■ **Exercício 1**: Reúna, por favor, todas as linhas abaixo que contêm a palavra "history" e copie-as sem alterações.

■ **Excerto fornecido**:
_ _ _

A grossa flora dos comentadores profissionais
A Rede mudou tudo e não mudou nada. Casos recentes de pedofilia, bestialidade e canibalismo mostram-na sob uma luz menos simpática, mas nada se faz na Rede que deixasse de se fazer fora de muros virtuais. No entanto, incrementa a acessibilidade e a capacidade de divulgação: fraudes bancárias, devassa da intimidade, para não falar de pedofilia, bestialidade e canibalismo, entram-nos pelo computador dentro. Isto para além dos homicídios por vírus informático, que se anunciam ao virar do decénio. E sempre a pedofilia, a bestialidade e o canibalismo.
(fim da introdução de choque, à tablóide)
A capacidade de divulgação da Rede é tanta que não há malfeitor que se preze que não tenha um blogue, o qual vira campeão de audiência com a consumação do crime. Mas há um outro aspecto para que não se tem chamado a atenção: o uso de compulsivo de blogues pelos comentadores profissionais.
(inflexão subtilíssima para o tema que se pretende abordar)
Tradicionalmente, esta flora debitava nos jornais, na rádio e na televisão, contidos num espaço que os delimitava. Agora pululam pela blogosfera, sem com isso deixar de frequentar os meios tradicionais.
(aproximação à mouche)
O comportamento dos comentadores profissionais é compulsivo: só conseguem viver na luz da opinião pública. Deslocam-se de estação de rádio para estação de televisão, de jornal para revista, de blogue para site, largando milhares de caracteres nos sítios mais díspares e revelando, na maior parte dos casos, uma disponibilidade quase total para comentar sobre todo e qualquer assunto, obedecendo apenas às regras da visibilidade e do preço por palavra.

_ _ _

■ **Linhas fornecidas**:
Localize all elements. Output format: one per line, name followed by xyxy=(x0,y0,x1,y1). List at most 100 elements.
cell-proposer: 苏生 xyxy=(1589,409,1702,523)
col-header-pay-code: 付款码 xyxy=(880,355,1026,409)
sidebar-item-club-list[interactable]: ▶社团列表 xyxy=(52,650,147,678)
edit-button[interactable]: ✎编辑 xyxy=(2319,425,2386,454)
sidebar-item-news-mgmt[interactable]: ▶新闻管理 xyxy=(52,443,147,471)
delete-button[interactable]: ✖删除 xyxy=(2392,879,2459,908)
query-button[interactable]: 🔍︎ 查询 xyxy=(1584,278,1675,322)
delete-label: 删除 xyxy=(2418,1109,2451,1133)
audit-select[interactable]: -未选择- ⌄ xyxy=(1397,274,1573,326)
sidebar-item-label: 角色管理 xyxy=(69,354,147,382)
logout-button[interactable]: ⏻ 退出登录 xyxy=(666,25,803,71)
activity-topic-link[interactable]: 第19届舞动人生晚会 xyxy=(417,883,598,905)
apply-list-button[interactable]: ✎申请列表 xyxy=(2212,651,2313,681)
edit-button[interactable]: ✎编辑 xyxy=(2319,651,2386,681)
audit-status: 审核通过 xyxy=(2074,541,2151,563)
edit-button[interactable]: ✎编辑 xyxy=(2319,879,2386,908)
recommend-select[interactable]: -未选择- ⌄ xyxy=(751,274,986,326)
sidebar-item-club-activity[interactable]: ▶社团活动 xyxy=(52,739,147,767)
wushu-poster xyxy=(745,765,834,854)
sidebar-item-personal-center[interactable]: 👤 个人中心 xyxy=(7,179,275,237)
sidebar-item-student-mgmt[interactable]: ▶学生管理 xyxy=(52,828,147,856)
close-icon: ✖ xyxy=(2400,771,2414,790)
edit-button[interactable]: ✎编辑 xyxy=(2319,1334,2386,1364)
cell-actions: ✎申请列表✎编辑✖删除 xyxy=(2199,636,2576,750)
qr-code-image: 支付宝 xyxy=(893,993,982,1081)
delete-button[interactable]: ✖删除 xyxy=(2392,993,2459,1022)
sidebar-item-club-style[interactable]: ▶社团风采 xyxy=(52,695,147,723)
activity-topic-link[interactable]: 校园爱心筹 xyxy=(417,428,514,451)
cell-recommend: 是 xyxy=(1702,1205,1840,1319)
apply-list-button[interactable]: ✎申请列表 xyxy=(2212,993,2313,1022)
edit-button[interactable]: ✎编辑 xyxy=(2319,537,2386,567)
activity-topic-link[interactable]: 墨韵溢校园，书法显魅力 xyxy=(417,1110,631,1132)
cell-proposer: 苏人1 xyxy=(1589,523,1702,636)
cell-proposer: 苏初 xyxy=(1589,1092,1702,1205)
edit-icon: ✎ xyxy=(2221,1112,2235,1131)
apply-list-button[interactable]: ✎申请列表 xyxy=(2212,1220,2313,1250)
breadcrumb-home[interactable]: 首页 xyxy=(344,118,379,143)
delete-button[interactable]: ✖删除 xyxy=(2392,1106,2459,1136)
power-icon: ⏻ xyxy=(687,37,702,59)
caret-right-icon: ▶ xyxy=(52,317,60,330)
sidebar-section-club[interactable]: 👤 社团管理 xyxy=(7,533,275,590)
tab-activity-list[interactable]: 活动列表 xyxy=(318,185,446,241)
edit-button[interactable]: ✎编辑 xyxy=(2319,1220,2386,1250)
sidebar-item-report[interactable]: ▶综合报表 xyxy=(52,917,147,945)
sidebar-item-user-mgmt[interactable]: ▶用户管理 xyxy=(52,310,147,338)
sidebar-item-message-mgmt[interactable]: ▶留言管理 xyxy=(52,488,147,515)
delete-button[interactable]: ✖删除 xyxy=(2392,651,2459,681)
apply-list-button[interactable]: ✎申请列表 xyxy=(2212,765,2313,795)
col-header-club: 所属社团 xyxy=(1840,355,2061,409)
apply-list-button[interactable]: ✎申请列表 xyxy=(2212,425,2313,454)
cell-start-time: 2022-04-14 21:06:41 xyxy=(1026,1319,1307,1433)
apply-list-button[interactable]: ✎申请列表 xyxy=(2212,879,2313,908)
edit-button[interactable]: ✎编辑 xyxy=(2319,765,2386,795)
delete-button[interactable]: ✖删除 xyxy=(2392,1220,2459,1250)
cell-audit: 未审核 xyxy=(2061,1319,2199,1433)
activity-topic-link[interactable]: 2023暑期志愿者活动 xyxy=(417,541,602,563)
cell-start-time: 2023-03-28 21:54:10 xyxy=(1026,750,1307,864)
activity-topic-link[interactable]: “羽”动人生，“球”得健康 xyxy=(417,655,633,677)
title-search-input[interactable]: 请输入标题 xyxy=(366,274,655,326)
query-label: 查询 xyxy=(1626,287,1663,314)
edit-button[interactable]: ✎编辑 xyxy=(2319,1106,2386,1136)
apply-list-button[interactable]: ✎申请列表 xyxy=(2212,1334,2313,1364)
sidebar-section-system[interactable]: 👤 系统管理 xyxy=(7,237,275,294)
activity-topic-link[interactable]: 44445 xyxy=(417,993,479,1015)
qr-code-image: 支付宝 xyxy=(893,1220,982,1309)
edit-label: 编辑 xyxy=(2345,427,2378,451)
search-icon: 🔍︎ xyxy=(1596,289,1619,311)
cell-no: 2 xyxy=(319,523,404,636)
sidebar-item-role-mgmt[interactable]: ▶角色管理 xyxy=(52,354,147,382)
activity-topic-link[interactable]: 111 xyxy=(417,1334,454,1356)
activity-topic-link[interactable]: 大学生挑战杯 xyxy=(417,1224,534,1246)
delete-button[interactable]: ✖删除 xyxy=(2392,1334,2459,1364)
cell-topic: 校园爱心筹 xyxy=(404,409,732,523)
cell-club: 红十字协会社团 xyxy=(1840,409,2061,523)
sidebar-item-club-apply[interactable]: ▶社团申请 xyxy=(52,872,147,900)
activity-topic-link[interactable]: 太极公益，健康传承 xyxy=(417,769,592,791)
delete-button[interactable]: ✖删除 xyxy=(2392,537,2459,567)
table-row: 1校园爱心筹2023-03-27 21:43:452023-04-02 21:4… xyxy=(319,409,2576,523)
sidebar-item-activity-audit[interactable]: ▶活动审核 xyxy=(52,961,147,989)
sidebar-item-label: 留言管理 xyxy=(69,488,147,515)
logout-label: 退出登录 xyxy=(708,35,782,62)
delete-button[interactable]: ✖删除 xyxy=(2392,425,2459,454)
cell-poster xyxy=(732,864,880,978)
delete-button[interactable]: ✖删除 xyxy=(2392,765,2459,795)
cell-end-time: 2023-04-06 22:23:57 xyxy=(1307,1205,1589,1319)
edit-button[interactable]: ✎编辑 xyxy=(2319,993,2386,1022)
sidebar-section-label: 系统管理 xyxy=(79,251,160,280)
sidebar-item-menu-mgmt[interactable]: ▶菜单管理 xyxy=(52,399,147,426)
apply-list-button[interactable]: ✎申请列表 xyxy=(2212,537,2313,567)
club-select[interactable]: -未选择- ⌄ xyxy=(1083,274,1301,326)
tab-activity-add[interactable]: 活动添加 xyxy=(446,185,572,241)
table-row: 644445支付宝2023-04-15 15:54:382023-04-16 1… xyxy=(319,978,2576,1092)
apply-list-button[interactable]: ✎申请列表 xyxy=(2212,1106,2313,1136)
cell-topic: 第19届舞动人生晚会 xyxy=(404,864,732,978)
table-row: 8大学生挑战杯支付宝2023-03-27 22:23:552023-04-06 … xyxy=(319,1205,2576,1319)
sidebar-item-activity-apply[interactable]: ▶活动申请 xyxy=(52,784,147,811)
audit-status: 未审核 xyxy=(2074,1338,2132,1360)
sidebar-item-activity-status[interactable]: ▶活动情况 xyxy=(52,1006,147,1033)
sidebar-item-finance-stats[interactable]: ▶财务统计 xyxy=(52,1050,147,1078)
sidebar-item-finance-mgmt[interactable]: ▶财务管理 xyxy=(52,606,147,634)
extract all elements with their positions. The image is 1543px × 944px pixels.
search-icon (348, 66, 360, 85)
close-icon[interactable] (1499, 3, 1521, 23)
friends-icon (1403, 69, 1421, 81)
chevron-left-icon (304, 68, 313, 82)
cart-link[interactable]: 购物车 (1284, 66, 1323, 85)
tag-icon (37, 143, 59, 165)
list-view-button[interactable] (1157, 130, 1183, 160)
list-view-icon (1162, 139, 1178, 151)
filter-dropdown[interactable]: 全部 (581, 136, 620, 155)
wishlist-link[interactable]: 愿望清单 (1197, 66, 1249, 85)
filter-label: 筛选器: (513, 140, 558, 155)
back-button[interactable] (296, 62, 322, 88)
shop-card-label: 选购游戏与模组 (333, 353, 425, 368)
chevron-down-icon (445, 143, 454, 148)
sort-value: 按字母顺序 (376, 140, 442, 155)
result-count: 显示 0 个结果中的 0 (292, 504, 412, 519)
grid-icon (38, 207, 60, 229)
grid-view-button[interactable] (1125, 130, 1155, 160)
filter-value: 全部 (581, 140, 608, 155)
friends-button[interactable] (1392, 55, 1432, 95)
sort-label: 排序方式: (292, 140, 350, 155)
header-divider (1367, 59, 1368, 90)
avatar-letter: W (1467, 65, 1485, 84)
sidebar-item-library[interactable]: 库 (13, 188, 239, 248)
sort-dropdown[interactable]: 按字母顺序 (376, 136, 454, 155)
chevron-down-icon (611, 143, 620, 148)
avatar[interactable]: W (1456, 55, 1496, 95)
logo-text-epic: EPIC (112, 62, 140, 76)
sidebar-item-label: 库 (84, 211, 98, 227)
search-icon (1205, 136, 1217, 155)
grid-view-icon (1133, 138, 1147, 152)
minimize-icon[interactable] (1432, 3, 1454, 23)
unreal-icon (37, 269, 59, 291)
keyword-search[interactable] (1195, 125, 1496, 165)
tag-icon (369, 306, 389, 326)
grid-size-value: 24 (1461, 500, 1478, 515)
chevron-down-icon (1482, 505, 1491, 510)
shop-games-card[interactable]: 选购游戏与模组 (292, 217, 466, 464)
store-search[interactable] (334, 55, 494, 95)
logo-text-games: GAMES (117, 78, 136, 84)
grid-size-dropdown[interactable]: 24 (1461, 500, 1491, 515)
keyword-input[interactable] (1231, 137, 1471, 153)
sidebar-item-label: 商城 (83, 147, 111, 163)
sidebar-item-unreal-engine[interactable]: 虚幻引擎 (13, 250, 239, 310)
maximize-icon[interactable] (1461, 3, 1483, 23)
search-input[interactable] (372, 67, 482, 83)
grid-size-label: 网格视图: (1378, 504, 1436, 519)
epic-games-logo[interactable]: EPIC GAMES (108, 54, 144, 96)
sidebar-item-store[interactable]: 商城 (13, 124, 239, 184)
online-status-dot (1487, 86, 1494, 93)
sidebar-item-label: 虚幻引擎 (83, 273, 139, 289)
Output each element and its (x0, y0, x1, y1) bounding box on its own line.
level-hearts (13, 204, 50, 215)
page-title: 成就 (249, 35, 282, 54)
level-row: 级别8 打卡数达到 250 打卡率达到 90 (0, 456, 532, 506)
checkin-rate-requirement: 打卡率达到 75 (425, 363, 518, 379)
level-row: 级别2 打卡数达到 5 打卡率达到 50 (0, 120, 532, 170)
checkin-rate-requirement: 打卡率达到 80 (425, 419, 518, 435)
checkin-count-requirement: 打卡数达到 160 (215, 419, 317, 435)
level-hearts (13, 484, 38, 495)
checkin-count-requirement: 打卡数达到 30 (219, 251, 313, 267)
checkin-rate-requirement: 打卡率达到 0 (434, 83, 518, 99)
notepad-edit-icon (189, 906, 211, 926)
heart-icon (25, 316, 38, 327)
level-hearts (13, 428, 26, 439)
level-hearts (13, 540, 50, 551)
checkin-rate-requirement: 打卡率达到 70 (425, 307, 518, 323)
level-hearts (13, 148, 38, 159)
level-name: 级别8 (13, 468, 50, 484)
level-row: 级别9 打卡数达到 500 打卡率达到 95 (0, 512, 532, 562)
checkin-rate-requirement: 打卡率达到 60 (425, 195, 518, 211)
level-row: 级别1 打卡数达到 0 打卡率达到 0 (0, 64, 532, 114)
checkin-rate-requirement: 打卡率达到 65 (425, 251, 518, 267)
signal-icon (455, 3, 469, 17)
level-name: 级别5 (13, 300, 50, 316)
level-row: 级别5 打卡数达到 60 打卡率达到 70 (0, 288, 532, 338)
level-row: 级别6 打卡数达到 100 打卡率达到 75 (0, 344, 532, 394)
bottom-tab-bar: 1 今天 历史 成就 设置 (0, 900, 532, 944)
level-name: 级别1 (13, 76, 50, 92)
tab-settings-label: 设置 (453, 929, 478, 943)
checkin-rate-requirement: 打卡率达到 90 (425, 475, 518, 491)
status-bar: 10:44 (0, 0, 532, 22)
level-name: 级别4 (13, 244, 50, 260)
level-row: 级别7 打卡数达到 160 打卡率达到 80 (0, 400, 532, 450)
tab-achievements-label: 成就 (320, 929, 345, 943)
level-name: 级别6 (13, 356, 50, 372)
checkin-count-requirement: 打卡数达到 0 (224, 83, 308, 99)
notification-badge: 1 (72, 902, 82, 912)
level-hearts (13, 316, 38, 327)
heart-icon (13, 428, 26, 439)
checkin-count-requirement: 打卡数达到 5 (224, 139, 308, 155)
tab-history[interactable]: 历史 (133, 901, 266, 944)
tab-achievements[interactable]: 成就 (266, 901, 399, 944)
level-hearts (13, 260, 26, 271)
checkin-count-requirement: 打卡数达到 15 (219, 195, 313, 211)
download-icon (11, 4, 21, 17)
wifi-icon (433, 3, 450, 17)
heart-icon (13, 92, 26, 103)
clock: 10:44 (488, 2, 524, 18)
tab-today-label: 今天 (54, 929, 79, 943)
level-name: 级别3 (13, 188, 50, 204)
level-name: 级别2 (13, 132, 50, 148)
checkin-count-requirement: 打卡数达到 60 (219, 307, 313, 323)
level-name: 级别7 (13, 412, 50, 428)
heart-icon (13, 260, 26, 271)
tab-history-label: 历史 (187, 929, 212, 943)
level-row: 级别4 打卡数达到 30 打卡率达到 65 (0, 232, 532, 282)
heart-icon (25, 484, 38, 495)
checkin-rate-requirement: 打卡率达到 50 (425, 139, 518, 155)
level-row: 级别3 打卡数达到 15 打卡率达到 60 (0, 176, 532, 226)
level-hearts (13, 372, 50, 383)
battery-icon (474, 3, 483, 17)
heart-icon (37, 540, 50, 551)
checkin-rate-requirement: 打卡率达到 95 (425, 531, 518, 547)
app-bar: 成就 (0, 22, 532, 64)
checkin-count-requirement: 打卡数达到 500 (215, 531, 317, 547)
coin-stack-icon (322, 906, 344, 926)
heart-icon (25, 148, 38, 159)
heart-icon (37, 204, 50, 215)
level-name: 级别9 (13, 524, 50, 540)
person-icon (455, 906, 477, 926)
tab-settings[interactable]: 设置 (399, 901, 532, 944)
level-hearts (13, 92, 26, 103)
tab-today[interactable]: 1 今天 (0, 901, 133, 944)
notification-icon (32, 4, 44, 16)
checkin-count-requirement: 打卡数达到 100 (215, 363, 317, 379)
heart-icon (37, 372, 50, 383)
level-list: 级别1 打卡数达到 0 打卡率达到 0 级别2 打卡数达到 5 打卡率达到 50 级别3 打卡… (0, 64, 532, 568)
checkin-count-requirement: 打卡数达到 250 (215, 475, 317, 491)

_ _ _

■ **Exercício 2**: Transcreva todas as notas entre parênteses que surgem no excerto acima sobre os comentadores profissionais.

■ **Resultado da tarefa 1**:
tab-history[interactable]: 历史 (133, 901, 266, 944)
tab-history-label: 历史 (187, 929, 212, 943)

■ **Resultado da tarefa 2**:
- fim da introdução de choque, à tablóide
- inflexão subtilíssima para o tema que se pretende abordar
- aproximação à mouche